* **TASK INSTRUCTIONS**: Arrange the entries from the line containing "drive-title-icon [265,39,277,47]" through the line containing "apply-button[interactable]: Apply [467,355,521,370]", both included, as a JSON list of strings with one string per line and no blank lines.

Box coordinate listings
^^^^^^^^^^^^^^^^

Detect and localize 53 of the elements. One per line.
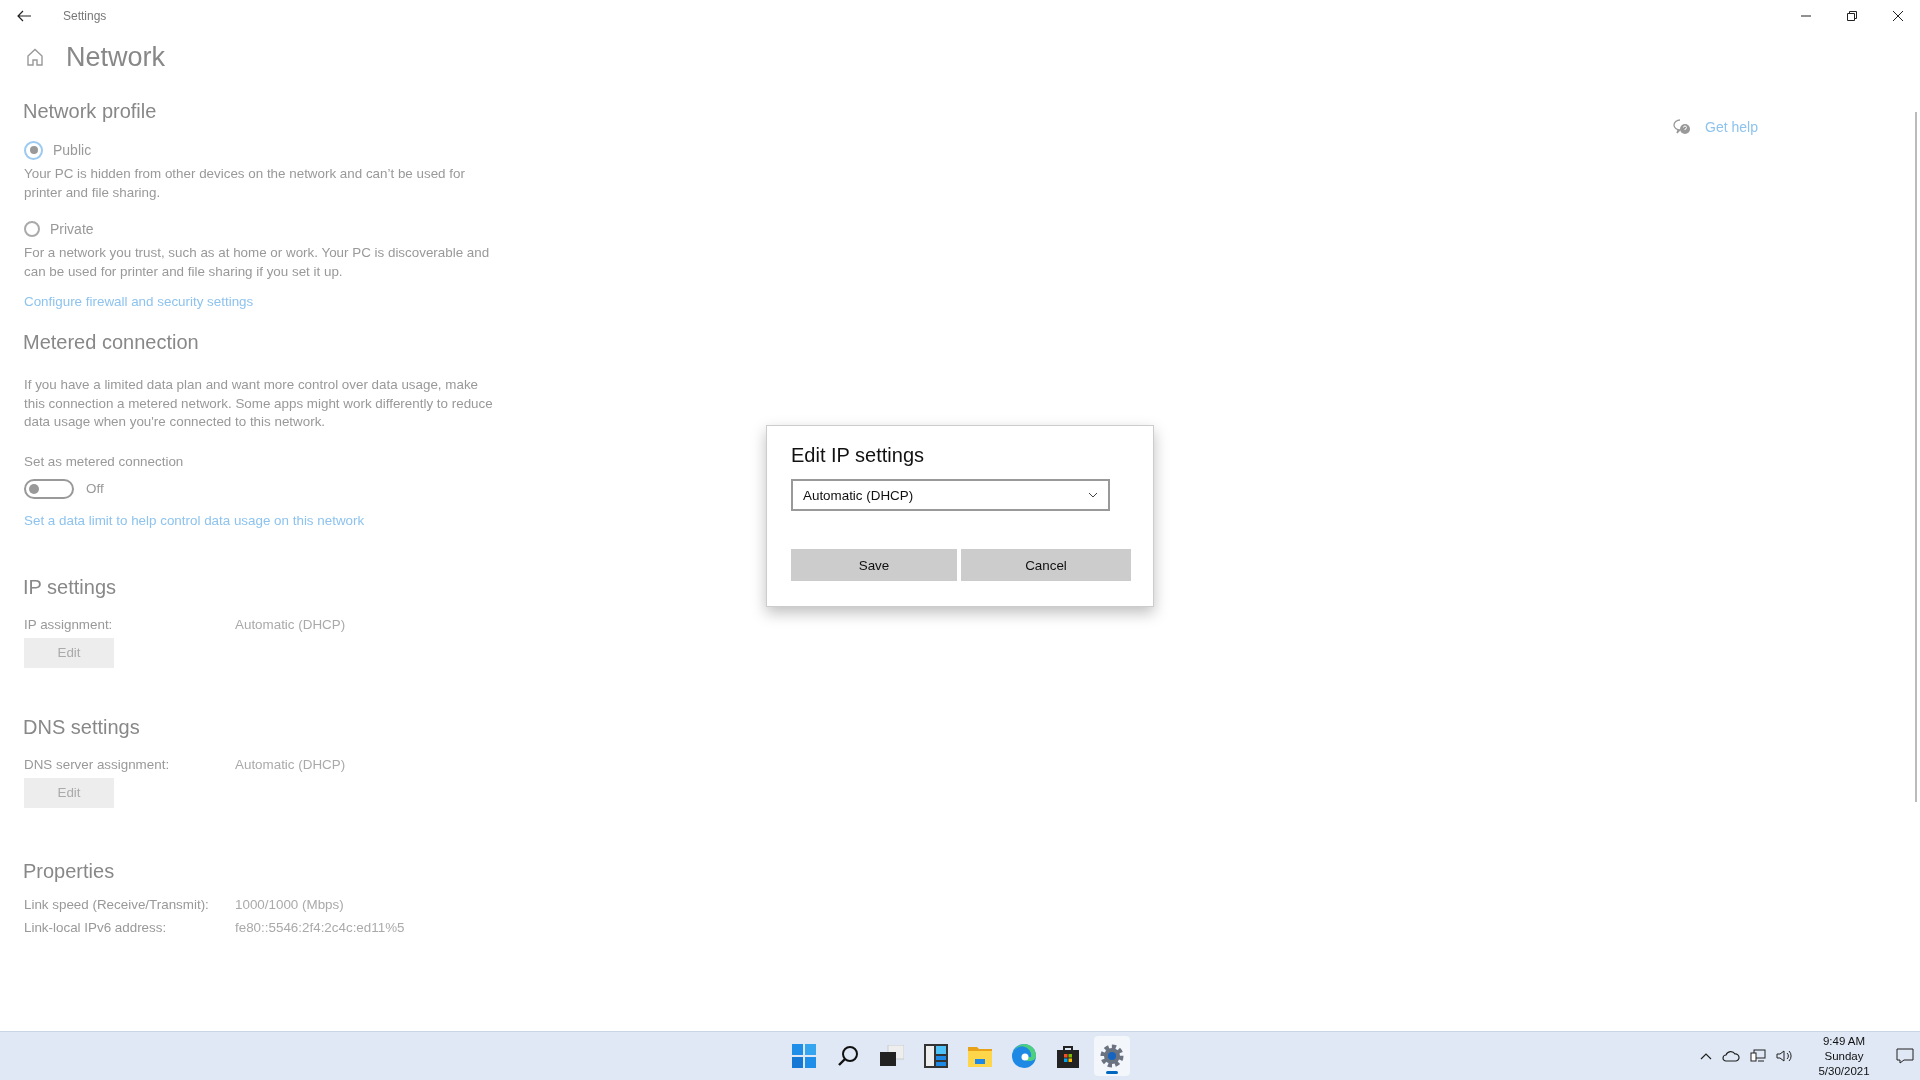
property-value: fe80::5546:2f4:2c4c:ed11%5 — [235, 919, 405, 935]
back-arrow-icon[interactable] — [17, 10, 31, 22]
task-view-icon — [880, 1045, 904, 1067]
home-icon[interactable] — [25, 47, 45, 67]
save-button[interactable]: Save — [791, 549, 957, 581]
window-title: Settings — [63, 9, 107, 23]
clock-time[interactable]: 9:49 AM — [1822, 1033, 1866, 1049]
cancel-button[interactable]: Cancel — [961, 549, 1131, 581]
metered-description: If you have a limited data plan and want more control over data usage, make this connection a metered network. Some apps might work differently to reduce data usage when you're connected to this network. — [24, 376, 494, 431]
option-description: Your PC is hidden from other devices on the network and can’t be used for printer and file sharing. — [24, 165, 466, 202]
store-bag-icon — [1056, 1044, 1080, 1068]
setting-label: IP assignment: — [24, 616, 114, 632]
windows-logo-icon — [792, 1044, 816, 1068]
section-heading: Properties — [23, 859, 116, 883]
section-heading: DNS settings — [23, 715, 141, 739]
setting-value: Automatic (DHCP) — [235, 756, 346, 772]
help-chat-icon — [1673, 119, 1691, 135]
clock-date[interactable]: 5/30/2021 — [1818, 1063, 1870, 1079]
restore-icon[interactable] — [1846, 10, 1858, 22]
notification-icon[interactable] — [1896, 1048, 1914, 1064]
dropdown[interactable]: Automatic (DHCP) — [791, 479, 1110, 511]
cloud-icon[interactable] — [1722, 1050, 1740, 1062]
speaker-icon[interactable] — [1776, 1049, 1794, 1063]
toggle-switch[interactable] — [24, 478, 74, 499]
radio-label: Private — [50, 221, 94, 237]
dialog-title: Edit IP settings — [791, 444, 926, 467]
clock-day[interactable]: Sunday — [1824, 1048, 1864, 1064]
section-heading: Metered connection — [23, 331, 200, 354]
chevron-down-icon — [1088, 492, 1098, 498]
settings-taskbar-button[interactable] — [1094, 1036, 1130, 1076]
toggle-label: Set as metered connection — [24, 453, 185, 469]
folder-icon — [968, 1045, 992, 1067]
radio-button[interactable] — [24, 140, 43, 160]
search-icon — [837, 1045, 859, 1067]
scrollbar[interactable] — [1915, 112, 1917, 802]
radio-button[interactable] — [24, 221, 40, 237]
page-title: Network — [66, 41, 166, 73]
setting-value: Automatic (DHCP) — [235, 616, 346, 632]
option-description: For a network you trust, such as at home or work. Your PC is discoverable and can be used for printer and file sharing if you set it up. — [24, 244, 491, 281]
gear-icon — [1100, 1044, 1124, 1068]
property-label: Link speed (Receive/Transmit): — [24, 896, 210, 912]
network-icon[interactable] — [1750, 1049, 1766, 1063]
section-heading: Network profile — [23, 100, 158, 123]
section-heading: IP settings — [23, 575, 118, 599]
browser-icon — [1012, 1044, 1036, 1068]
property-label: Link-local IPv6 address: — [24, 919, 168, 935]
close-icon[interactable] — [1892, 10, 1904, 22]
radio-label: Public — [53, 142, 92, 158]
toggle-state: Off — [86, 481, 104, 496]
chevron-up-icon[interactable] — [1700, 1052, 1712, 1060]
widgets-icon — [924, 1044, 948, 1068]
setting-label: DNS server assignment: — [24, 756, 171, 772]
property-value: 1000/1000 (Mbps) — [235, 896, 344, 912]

^^^^^^^^^^^^^^^^

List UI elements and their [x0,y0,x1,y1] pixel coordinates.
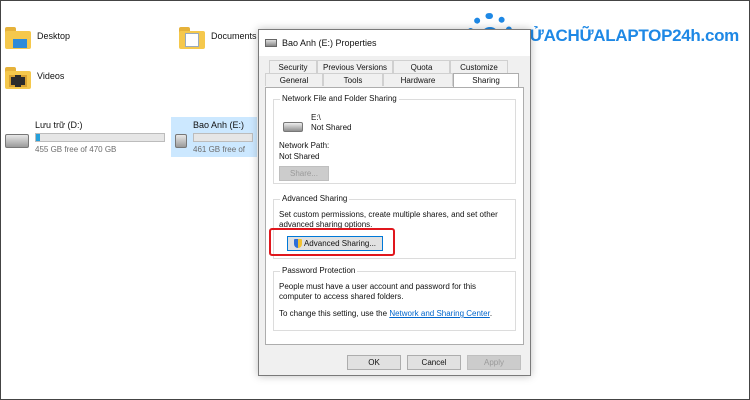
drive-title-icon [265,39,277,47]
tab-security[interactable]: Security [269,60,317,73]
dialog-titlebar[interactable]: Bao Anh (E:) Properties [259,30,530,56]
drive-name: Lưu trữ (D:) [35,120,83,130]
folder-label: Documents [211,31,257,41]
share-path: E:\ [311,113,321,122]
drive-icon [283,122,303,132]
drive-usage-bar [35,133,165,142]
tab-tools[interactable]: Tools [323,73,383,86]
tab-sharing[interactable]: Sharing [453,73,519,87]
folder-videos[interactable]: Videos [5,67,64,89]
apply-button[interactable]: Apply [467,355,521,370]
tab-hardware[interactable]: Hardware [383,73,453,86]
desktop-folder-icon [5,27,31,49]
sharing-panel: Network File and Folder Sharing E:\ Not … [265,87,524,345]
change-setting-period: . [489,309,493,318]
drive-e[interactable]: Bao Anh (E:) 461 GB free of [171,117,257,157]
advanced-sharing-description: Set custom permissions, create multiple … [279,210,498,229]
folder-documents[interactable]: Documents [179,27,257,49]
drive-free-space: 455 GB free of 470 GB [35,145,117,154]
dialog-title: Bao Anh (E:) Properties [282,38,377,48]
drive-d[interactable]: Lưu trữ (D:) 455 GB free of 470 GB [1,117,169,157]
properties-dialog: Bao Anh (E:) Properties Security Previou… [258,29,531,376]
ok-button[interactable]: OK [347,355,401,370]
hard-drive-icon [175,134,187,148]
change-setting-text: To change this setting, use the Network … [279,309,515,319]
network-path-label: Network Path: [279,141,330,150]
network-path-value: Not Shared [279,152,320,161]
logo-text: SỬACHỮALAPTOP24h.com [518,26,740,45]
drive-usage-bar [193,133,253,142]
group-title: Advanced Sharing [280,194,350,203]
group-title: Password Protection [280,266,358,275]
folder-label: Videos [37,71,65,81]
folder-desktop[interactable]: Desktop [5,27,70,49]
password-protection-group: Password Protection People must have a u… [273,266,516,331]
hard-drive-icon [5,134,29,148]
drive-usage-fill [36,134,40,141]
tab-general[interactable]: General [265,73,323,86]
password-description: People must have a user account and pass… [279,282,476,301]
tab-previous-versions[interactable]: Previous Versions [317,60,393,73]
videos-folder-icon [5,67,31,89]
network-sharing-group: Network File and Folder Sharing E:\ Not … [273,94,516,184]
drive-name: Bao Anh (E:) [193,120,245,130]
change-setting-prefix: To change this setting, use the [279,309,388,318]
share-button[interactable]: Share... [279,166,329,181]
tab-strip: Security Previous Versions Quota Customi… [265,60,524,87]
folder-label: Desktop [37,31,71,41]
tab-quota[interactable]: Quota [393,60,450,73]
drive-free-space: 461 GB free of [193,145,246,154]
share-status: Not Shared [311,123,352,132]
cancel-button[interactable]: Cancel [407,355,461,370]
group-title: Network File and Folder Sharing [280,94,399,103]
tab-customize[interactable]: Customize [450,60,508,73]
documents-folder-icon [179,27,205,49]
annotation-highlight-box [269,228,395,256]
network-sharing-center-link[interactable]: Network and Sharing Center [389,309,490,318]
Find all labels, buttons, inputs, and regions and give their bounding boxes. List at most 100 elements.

^^^^^^^^^^^^^^^^

* **EXERCISE SOLUTION**:
[
  "drive-title-icon [265,39,277,47]",
  "tab-security[interactable]: Security [269,60,317,73]",
  "dialog-titlebar[interactable]: Bao Anh (E:) Properties [259,30,530,56]",
  "drive-name: Lưu trữ (D:) [35,120,83,130]",
  "folder-label: Documents [211,31,257,41]",
  "share-path: E:\\ [311,113,321,122]",
  "drive-icon [283,122,303,132]",
  "drive-usage-bar [35,133,165,142]",
  "tab-tools[interactable]: Tools [323,73,383,86]",
  "tab-sharing[interactable]: Sharing [453,73,519,87]",
  "folder-videos[interactable]: Videos [5,67,64,89]",
  "apply-button[interactable]: Apply [467,355,521,370]"
]